TASK DIRECTIONS:
Extract every line where the string "potência" appears.

★ ★ ★ ★ ★

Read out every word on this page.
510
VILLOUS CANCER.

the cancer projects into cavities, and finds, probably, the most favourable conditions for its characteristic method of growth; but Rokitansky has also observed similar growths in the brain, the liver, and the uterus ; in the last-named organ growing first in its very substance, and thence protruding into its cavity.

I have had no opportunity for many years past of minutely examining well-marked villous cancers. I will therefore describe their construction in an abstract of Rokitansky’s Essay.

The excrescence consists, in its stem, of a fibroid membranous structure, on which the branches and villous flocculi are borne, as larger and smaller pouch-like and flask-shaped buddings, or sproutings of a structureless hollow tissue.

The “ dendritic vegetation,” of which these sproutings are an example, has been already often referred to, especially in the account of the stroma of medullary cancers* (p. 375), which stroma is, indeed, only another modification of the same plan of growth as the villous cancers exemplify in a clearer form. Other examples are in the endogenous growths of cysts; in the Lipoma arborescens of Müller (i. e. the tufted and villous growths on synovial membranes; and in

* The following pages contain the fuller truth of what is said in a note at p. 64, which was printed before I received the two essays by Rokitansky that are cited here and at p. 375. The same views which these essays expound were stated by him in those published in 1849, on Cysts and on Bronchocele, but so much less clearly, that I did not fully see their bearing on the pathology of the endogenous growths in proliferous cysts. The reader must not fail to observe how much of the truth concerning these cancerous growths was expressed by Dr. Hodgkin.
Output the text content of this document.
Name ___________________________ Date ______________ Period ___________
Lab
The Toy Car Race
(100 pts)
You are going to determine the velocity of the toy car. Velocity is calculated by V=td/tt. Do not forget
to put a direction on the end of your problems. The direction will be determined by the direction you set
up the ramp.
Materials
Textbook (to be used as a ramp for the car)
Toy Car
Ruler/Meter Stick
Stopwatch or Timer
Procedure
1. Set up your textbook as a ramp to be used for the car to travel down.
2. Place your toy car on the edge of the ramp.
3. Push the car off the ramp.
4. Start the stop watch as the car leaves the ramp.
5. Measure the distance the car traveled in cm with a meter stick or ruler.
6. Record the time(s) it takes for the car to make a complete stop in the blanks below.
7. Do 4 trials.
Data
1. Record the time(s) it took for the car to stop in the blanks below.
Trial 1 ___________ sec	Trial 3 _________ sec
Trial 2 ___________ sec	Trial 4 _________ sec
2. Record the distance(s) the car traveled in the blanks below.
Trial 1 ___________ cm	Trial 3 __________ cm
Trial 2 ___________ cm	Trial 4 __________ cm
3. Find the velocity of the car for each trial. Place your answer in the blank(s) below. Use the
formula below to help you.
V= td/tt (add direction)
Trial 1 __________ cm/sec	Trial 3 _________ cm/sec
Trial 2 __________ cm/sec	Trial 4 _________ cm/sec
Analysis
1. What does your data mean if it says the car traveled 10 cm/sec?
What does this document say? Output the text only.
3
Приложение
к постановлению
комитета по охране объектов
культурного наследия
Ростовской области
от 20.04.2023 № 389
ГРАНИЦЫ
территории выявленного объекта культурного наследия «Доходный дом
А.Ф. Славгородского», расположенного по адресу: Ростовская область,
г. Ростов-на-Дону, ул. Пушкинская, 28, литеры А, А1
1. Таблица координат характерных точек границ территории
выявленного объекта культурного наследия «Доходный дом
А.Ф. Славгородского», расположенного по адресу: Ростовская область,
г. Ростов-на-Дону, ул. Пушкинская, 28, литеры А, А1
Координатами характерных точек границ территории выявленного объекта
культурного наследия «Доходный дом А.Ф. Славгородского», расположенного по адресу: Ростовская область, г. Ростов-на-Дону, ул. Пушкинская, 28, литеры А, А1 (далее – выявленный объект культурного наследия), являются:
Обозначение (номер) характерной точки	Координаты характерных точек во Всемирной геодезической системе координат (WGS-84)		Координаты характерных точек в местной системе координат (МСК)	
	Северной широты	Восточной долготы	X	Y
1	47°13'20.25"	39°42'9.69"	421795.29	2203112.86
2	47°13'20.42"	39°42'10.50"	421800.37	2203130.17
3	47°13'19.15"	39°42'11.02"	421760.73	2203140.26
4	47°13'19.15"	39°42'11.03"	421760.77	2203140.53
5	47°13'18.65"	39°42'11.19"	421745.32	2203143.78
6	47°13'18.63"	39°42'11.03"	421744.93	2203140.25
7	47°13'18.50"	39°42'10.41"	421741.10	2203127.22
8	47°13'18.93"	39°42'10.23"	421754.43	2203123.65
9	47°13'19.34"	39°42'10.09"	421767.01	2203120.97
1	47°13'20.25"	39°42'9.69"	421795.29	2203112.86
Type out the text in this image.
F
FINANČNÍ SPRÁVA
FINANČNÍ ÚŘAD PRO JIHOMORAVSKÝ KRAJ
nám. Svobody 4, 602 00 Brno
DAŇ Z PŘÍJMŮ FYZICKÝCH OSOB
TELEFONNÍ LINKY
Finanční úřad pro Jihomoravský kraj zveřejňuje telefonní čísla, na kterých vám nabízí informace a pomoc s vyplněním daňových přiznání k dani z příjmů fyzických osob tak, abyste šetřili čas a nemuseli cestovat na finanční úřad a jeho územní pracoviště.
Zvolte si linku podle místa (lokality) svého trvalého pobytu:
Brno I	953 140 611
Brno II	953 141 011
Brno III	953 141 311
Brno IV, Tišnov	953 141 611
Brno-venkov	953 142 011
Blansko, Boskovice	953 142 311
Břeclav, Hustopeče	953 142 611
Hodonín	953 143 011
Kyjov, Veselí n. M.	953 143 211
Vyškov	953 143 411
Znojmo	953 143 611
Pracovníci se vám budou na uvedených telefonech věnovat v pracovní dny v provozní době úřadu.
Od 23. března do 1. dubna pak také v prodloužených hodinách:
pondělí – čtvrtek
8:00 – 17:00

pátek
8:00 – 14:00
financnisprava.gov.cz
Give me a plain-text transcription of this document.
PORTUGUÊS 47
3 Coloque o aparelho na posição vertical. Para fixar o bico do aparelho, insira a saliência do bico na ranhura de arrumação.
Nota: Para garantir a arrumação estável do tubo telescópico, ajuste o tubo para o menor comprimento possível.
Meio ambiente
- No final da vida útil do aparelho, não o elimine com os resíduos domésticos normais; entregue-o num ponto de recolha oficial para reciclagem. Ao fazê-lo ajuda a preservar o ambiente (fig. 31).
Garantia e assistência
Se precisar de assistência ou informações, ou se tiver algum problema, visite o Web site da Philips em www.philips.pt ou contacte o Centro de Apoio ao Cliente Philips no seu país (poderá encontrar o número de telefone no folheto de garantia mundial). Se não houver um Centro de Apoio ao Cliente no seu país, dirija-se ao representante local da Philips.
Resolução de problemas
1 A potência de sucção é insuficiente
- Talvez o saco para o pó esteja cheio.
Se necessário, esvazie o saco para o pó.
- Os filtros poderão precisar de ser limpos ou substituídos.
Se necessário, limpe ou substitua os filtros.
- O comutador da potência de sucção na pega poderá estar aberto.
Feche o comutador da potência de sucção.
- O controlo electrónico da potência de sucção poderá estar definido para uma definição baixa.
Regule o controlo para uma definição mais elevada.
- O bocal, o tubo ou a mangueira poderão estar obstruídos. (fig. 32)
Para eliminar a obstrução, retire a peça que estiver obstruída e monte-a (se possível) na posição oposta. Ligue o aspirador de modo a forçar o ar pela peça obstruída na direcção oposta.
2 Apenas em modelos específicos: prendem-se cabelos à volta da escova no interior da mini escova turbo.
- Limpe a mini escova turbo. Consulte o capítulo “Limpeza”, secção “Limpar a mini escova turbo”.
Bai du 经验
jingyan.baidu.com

★ ★ ★ ★ ★

TASK SOLUTION:
1 A potência de sucção é insuficiente
- O comutador da potência de sucção na pega poderá estar aberto.
Feche o comutador da potência de sucção.
- O controlo electrónico da potência de sucção poderá estar definido para uma definição baixa.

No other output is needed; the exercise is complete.